**DIRECTIONS FOR THIS TASK:** Return each line holding the string "JSON".

══ GIVEN RECORDS ══

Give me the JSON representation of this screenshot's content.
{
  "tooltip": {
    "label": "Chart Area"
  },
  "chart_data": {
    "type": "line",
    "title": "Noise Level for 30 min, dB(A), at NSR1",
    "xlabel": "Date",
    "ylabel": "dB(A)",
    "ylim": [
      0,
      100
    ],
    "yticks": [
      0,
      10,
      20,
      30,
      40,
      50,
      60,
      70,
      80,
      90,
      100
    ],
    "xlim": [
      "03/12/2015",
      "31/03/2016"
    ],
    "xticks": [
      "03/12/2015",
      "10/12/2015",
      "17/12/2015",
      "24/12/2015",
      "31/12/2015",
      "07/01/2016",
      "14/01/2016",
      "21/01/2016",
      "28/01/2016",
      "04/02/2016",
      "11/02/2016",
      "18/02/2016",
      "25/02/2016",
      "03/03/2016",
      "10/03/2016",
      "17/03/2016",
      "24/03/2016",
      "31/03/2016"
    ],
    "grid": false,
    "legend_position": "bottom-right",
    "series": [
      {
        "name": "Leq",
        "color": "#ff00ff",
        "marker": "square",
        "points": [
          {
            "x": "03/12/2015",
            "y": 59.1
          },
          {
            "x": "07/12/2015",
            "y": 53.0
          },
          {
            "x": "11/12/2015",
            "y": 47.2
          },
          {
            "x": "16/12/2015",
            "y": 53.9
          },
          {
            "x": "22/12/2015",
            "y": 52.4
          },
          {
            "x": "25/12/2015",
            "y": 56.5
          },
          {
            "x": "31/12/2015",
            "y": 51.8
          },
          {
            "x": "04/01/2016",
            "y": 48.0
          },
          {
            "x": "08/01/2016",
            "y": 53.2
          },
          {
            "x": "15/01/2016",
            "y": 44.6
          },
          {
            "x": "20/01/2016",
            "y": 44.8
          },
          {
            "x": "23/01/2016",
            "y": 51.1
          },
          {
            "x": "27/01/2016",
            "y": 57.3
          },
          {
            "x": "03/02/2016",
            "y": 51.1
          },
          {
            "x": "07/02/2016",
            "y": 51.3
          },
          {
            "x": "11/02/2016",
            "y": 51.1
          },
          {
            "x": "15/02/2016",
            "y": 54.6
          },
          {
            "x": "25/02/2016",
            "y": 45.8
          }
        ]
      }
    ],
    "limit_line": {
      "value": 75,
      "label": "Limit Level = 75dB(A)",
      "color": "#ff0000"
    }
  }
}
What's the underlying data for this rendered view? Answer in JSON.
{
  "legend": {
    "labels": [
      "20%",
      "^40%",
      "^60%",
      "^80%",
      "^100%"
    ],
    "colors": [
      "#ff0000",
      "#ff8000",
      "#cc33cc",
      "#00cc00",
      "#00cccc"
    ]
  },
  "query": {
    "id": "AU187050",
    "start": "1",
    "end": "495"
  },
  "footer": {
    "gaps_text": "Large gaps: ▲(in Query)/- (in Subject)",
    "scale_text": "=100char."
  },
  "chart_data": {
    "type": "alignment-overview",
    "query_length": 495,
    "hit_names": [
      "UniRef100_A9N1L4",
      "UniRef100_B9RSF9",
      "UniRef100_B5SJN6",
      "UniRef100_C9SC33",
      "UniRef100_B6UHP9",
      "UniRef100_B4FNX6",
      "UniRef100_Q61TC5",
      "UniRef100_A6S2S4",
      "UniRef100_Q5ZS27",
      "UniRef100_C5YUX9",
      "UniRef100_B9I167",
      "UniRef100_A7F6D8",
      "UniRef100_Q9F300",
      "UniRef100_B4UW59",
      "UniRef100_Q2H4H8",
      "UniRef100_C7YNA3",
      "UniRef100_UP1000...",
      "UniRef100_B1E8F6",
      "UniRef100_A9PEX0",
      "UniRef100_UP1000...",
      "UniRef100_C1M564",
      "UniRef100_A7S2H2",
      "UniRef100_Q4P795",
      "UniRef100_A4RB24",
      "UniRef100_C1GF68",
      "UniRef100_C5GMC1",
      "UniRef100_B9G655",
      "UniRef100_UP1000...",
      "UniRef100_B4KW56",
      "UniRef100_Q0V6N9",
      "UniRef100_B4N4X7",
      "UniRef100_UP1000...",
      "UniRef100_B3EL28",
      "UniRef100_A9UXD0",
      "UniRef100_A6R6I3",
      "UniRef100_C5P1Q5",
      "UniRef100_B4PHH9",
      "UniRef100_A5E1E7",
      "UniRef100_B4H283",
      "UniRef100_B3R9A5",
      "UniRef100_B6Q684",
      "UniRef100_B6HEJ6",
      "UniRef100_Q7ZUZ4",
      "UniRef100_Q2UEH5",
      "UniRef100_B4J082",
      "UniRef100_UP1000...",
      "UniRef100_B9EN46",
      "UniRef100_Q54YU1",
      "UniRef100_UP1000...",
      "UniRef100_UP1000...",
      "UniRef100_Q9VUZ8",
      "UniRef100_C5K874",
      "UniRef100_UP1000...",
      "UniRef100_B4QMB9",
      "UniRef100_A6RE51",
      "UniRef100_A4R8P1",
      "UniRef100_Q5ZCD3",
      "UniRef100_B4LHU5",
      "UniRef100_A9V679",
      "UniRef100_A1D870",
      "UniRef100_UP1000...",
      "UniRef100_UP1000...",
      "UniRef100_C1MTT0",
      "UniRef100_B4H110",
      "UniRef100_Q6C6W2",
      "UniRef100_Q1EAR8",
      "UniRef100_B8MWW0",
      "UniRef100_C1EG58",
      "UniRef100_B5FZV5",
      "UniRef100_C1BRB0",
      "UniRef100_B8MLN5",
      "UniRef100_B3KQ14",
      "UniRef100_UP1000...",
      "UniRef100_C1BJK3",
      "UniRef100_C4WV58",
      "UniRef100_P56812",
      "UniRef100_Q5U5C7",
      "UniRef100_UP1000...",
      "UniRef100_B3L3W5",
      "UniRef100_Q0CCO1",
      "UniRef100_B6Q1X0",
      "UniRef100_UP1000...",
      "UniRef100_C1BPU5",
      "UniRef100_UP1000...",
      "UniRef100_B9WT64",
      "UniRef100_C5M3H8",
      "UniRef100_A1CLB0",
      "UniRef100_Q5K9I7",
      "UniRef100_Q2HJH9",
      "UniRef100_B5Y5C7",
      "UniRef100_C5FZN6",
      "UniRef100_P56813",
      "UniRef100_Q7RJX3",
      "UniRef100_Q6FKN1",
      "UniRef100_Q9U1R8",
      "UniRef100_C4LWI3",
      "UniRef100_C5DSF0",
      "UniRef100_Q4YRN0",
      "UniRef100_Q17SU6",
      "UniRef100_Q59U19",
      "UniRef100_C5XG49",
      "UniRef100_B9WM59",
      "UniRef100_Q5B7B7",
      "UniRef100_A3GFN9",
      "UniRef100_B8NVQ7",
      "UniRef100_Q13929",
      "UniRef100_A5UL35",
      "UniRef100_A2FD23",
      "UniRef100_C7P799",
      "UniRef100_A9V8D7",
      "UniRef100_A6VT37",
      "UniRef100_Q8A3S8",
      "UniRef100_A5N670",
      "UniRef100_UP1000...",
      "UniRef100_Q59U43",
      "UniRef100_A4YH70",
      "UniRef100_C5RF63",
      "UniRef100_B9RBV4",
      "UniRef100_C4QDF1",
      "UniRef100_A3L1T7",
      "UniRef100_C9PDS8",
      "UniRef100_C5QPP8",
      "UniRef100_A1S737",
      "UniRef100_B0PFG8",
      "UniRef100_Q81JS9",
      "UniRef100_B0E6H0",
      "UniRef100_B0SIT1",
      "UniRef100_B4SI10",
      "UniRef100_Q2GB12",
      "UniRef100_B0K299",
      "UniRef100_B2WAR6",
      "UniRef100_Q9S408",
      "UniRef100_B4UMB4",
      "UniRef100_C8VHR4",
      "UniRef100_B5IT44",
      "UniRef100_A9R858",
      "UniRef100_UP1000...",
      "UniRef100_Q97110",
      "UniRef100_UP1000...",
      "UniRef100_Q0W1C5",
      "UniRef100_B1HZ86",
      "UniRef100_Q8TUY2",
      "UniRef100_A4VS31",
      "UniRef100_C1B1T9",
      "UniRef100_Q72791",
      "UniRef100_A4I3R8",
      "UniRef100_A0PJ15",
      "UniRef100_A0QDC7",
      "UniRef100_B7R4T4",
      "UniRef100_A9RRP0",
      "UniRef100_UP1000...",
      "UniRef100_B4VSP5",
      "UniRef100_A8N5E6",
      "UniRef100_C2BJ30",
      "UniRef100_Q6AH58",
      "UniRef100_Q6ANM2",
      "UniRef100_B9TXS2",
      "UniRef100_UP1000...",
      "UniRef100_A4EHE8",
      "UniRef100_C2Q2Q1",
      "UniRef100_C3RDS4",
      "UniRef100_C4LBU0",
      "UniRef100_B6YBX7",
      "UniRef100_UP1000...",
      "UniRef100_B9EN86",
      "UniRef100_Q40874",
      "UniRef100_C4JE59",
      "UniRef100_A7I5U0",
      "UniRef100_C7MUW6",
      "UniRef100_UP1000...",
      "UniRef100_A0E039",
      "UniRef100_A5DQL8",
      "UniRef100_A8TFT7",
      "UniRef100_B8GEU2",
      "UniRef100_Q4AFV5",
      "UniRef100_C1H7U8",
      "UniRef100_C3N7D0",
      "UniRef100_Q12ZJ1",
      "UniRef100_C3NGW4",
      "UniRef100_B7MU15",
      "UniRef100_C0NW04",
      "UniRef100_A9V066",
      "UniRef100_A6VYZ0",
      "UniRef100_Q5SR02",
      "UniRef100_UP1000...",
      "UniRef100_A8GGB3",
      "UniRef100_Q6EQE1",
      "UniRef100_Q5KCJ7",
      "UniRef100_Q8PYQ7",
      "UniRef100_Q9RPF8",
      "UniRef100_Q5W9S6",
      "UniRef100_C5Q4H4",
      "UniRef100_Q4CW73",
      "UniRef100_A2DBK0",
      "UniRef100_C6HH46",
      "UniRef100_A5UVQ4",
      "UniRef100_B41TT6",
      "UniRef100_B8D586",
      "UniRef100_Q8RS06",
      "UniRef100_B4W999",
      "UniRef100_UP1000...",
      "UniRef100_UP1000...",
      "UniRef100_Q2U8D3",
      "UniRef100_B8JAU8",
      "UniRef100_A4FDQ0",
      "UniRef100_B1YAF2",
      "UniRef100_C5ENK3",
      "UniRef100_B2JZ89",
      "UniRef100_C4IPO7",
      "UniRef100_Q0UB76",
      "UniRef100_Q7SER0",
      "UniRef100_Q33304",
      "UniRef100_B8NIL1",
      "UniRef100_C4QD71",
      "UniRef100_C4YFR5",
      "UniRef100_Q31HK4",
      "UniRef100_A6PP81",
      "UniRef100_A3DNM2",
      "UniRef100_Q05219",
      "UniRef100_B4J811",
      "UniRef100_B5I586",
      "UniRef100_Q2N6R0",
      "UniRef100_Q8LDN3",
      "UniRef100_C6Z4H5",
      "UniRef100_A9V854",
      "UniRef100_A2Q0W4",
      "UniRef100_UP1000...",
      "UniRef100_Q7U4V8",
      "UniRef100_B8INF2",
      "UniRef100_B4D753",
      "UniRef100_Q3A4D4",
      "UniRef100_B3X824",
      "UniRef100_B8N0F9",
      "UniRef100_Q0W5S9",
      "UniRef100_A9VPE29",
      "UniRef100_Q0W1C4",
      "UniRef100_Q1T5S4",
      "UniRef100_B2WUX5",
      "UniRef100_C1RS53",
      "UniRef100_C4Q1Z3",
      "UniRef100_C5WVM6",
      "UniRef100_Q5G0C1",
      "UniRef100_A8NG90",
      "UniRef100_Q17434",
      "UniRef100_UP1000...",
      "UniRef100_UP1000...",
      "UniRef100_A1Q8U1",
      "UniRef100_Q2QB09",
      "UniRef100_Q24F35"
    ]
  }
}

═══

**CORRECT RESULT:**
Give me the JSON representation of this screenshot's content.
What's the underlying data for this rendered view? Answer in JSON.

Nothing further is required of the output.